● **Task instructions**: Write out the whole listing again, exactly as given.

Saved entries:
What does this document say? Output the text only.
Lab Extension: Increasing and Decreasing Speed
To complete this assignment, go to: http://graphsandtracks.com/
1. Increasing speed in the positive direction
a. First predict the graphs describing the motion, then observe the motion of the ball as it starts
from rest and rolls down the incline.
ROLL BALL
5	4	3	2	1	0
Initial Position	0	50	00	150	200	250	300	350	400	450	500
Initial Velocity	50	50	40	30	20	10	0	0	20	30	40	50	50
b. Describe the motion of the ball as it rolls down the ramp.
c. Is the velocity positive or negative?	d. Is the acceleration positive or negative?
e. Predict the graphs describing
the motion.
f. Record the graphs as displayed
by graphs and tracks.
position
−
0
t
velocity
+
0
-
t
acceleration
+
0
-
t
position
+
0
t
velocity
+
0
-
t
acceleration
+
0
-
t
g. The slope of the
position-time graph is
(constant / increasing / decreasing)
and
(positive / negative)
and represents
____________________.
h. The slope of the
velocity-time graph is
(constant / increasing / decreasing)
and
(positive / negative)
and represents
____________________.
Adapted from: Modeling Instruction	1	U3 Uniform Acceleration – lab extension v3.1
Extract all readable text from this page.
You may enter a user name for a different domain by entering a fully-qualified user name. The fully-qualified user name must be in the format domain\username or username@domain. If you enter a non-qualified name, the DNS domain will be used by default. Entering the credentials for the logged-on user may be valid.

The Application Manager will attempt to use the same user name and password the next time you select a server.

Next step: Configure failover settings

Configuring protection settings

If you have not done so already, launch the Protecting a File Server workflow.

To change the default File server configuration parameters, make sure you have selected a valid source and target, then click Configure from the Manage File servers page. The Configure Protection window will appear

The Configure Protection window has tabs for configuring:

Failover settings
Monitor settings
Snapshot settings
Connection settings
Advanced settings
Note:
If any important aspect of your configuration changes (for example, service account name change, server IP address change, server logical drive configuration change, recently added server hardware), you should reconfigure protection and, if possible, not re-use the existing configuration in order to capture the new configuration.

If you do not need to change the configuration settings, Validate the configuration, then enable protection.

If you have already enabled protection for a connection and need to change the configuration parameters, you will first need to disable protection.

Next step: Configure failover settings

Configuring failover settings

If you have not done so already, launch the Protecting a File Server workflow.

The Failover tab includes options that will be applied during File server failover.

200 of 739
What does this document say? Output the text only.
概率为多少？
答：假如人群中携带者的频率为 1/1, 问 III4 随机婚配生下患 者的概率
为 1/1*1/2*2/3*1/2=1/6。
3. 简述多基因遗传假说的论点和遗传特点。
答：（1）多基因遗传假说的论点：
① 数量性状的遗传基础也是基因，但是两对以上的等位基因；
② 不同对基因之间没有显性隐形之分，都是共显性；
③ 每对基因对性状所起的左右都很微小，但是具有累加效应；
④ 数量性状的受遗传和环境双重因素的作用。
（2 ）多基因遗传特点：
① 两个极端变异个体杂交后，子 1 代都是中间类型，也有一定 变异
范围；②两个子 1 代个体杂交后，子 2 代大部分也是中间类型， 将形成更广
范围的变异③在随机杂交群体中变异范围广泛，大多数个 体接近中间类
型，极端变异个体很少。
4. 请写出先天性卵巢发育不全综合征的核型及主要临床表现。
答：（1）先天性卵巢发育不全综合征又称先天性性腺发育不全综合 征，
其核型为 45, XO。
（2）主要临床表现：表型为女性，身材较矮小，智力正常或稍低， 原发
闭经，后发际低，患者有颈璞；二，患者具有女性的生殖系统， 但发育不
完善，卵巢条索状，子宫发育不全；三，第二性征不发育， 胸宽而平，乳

● **Expected output**:
What does this document say? Output the text only.
Lab Extension: Increasing and Decreasing Speed
To complete this assignment, go to: http://graphsandtracks.com/
1. Increasing speed in the positive direction
a. First predict the graphs describing the motion, then observe the motion of the ball as it starts
from rest and rolls down the incline.
ROLL BALL
5	4	3	2	1	0
Initial Position	0	50	00	150	200	250	300	350	400	450	500
Initial Velocity	50	50	40	30	20	10	0	0	20	30	40	50	50
b. Describe the motion of the ball as it rolls down the ramp.
c. Is the velocity positive or negative?	d. Is the acceleration positive or negative?
e. Predict the graphs describing
the motion.
f. Record the graphs as displayed
by graphs and tracks.
position
−
0
t
velocity
+
0
-
t
acceleration
+
0
-
t
position
+
0
t
velocity
+
0
-
t
acceleration
+
0
-
t
g. The slope of the
position-time graph is
(constant / increasing / decreasing)
and
(positive / negative)
and represents
____________________.
h. The slope of the
velocity-time graph is
(constant / increasing / decreasing)
and
(positive / negative)
and represents
____________________.
Adapted from: Modeling Instruction	1	U3 Uniform Acceleration – lab extension v3.1
Extract all readable text from this page.
You may enter a user name for a different domain by entering a fully-qualified user name. The fully-qualified user name must be in the format domain\username or username@domain. If you enter a non-qualified name, the DNS domain will be used by default. Entering the credentials for the logged-on user may be valid.

The Application Manager will attempt to use the same user name and password the next time you select a server.

Next step: Configure failover settings

Configuring protection settings

If you have not done so already, launch the Protecting a File Server workflow.

To change the default File server configuration parameters, make sure you have selected a valid source and target, then click Configure from the Manage File servers page. The Configure Protection window will appear

The Configure Protection window has tabs for configuring:

Failover settings
Monitor settings
Snapshot settings
Connection settings
Advanced settings
Note:
If any important aspect of your configuration changes (for example, service account name change, server IP address change, server logical drive configuration change, recently added server hardware), you should reconfigure protection and, if possible, not re-use the existing configuration in order to capture the new configuration.

If you do not need to change the configuration settings, Validate the configuration, then enable protection.

If you have already enabled protection for a connection and need to change the configuration parameters, you will first need to disable protection.

Next step: Configure failover settings

Configuring failover settings

If you have not done so already, launch the Protecting a File Server workflow.

The Failover tab includes options that will be applied during File server failover.

200 of 739
What does this document say? Output the text only.
概率为多少？
答：假如人群中携带者的频率为 1/1, 问 III4 随机婚配生下患 者的概率
为 1/1*1/2*2/3*1/2=1/6。
3. 简述多基因遗传假说的论点和遗传特点。
答：（1）多基因遗传假说的论点：
① 数量性状的遗传基础也是基因，但是两对以上的等位基因；
② 不同对基因之间没有显性隐形之分，都是共显性；
③ 每对基因对性状所起的左右都很微小，但是具有累加效应；
④ 数量性状的受遗传和环境双重因素的作用。
（2 ）多基因遗传特点：
① 两个极端变异个体杂交后，子 1 代都是中间类型，也有一定 变异
范围；②两个子 1 代个体杂交后，子 2 代大部分也是中间类型， 将形成更广
范围的变异③在随机杂交群体中变异范围广泛，大多数个 体接近中间类
型，极端变异个体很少。
4. 请写出先天性卵巢发育不全综合征的核型及主要临床表现。
答：（1）先天性卵巢发育不全综合征又称先天性性腺发育不全综合 征，
其核型为 45, XO。
（2）主要临床表现：表型为女性，身材较矮小，智力正常或稍低， 原发
闭经，后发际低，患者有颈璞；二，患者具有女性的生殖系统， 但发育不
完善，卵巢条索状，子宫发育不全；三，第二性征不发育， 胸宽而平，乳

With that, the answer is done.